----- Records for the task -----

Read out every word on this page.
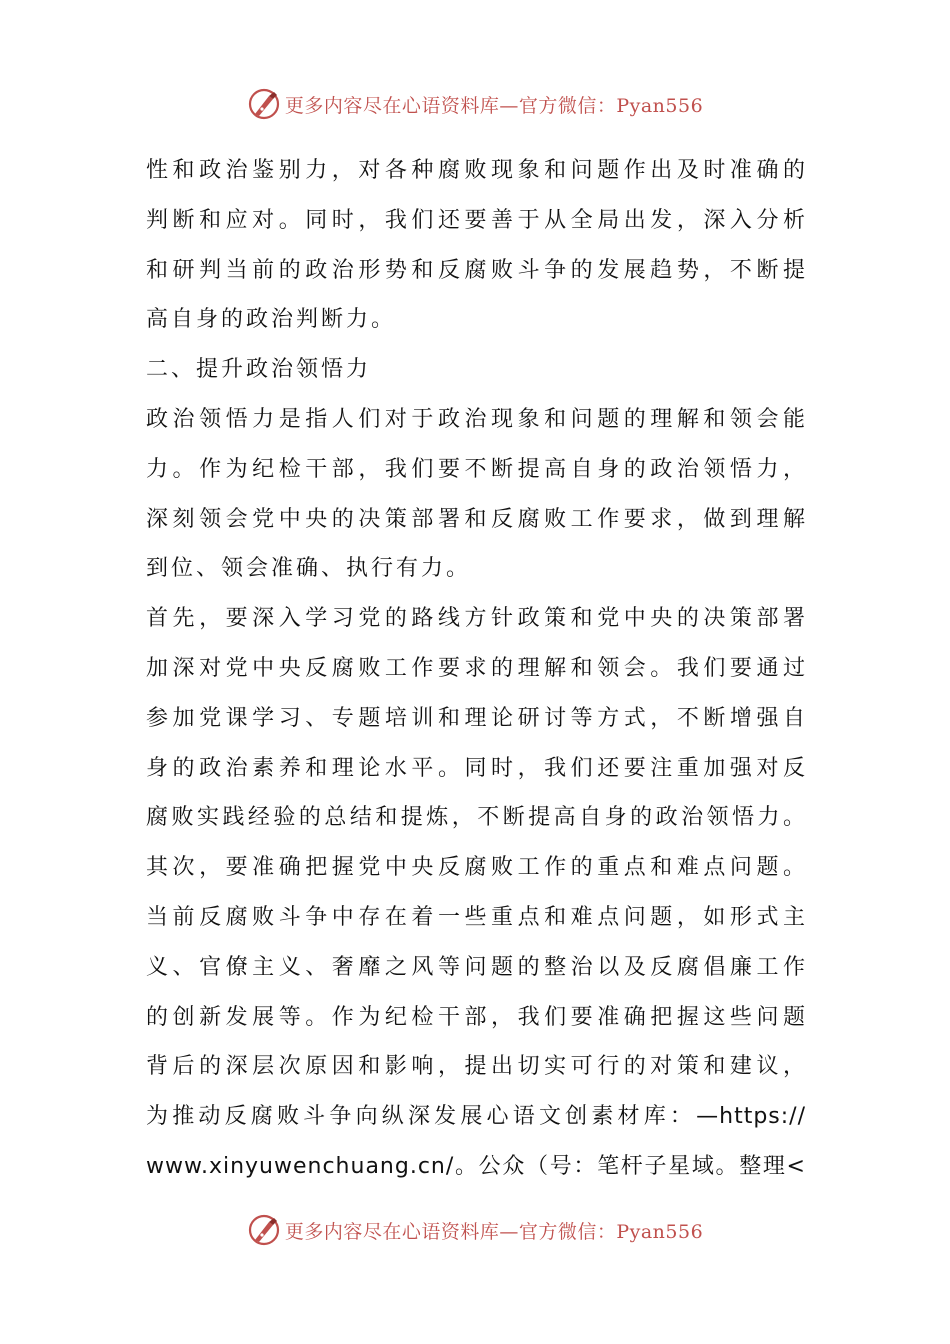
更多内容尽在心语资料库—官方微信：Pyan556
性和政治鉴别力，对各种腐败现象和问题作出及时准确的
判断和应对。同时，我们还要善于从全局出发，深入分析
和研判当前的政治形势和反腐败斗争的发展趋势，不断提
高自身的政治判断力。
二、提升政治领悟力
政治领悟力是指人们对于政治现象和问题的理解和领会能
力。作为纪检干部，我们要不断提高自身的政治领悟力，
深刻领会党中央的决策部署和反腐败工作要求，做到理解
到位、领会准确、执行有力。
首先，要深入学习党的路线方针政策和党中央的决策部署
加深对党中央反腐败工作要求的理解和领会。我们要通过
参加党课学习、专题培训和理论研讨等方式，不断增强自
身的政治素养和理论水平。同时，我们还要注重加强对反
腐败实践经验的总结和提炼，不断提高自身的政治领悟力。
其次，要准确把握党中央反腐败工作的重点和难点问题。
当前反腐败斗争中存在着一些重点和难点问题，如形式主
义、官僚主义、奢靡之风等问题的整治以及反腐倡廉工作
的创新发展等。作为纪检干部，我们要准确把握这些问题
背后的深层次原因和影响，提出切实可行的对策和建议，
为推动反腐败斗争向纵深发展心语文创素材库：—https://
www.xinyuwenchuang.cn/。公众（号：笔杆子星域。整理<
更多内容尽在心语资料库—官方微信：Pyan556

-----

-- Task details --
Every line in the data that holds "作为纪检干部" should be copied out.

-- Final result --
力。作为纪检干部，我们要不断提高自身的政治领悟力，
的创新发展等。作为纪检干部，我们要准确把握这些问题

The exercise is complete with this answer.